#### DIRECTIONS FOR THIS TASK
Select lines where the word "Ruang" appears.

>> begin

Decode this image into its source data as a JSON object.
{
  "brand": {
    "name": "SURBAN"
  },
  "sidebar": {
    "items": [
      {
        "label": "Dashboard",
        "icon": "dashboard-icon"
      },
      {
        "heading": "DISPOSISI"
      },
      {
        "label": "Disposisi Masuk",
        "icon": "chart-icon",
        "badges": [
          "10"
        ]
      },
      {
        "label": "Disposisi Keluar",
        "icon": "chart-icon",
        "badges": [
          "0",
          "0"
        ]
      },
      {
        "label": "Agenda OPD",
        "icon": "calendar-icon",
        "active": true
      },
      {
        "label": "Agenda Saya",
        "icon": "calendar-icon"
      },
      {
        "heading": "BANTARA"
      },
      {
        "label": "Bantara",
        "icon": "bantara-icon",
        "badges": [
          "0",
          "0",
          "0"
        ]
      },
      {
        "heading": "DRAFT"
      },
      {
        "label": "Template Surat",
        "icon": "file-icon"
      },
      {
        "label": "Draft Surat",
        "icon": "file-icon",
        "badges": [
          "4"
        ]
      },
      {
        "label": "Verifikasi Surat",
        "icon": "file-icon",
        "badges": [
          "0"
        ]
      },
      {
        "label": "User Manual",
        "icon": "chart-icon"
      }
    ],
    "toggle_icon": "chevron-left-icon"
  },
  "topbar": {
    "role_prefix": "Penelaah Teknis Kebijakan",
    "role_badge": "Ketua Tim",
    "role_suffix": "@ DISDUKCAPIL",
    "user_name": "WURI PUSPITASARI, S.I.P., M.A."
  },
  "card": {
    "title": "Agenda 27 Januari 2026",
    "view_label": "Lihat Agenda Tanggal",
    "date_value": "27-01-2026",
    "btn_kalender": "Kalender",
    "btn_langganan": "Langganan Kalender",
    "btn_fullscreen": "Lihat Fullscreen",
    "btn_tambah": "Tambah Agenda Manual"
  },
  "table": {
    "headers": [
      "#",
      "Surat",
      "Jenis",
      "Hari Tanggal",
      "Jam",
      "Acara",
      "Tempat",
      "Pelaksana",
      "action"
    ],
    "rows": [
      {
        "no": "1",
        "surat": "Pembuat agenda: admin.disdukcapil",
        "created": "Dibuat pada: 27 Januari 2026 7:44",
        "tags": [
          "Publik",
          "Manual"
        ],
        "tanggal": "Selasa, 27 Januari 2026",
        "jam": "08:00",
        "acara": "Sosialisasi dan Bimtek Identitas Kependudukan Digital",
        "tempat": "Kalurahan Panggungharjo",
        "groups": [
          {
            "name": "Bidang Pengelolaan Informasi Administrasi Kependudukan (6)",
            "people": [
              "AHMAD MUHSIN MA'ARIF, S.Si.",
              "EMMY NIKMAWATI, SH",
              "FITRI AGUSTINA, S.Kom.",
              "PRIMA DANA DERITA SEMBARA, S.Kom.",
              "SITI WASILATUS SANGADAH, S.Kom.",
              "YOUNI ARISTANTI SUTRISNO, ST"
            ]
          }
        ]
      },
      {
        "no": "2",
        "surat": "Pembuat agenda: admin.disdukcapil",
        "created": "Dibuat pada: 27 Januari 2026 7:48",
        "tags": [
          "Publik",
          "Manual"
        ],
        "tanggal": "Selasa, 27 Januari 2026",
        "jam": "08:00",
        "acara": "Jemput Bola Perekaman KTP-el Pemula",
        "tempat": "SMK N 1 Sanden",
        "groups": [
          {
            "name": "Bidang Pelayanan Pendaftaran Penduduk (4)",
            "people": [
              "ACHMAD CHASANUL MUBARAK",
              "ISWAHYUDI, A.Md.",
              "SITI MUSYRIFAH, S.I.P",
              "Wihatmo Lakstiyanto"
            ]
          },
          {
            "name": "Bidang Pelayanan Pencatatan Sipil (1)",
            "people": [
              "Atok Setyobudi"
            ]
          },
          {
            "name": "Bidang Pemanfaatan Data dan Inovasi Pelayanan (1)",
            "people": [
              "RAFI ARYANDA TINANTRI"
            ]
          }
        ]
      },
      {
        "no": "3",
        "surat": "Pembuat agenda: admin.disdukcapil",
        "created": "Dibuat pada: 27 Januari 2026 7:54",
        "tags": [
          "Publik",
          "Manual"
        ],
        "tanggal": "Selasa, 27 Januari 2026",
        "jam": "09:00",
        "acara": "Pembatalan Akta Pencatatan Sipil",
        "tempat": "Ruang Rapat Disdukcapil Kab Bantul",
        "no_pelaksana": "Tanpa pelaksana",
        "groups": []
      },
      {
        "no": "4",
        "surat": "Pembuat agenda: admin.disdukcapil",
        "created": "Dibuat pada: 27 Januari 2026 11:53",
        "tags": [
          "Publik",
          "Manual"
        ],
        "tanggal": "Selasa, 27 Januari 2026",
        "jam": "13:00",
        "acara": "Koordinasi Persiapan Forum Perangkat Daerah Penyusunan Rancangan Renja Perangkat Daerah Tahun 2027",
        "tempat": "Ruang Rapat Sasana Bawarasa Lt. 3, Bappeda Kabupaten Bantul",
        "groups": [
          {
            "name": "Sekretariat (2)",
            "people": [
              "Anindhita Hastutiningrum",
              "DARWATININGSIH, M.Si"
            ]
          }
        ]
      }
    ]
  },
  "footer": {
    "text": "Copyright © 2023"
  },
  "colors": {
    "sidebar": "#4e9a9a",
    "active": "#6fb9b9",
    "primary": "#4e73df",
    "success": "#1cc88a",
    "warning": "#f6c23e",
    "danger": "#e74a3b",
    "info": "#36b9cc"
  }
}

>> end

#### SOLUTION TO THIS PROBLEM
        "tempat": "Ruang Rapat Disdukcapil Kab Bantul",
        "tempat": "Ruang Rapat Sasana Bawarasa Lt. 3, Bappeda Kabupaten Bantul",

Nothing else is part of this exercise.